• _Assignment_
If a line contains the word "from", include it in the count; state how many such lines the listing has and nothing else.

*** Begin section ***

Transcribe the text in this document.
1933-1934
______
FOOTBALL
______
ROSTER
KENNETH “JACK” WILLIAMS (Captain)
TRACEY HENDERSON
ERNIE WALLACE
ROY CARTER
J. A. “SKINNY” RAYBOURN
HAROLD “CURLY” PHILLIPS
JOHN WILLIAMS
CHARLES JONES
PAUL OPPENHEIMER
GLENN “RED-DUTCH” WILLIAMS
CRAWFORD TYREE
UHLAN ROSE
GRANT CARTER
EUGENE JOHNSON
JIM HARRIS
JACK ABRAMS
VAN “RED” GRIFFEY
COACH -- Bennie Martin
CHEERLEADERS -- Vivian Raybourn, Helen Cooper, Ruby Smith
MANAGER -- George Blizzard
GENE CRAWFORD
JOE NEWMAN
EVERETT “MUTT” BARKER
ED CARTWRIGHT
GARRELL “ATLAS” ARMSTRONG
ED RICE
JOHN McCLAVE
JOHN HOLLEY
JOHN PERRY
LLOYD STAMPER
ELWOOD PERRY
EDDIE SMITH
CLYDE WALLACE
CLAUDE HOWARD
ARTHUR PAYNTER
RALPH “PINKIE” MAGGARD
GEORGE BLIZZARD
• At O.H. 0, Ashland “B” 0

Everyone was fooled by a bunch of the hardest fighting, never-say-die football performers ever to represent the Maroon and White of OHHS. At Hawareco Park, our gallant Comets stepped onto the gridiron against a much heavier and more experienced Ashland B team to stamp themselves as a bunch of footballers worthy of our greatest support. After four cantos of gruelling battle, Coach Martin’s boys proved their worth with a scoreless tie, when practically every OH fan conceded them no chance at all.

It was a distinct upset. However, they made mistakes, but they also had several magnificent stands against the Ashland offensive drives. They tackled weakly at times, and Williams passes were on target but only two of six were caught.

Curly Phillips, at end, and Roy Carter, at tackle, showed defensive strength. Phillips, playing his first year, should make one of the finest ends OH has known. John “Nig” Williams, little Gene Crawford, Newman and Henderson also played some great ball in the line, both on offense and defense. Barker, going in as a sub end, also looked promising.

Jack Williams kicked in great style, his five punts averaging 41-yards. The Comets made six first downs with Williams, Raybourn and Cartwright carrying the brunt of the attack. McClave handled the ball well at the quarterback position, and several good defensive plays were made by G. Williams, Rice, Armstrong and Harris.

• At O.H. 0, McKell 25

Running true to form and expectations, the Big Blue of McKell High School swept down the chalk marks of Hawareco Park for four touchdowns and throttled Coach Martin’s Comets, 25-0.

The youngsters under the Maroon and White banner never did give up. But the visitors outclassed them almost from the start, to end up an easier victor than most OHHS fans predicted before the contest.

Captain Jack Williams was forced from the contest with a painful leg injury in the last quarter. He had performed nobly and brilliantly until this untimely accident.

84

*** End section ***

• _Solution for this exercise_
2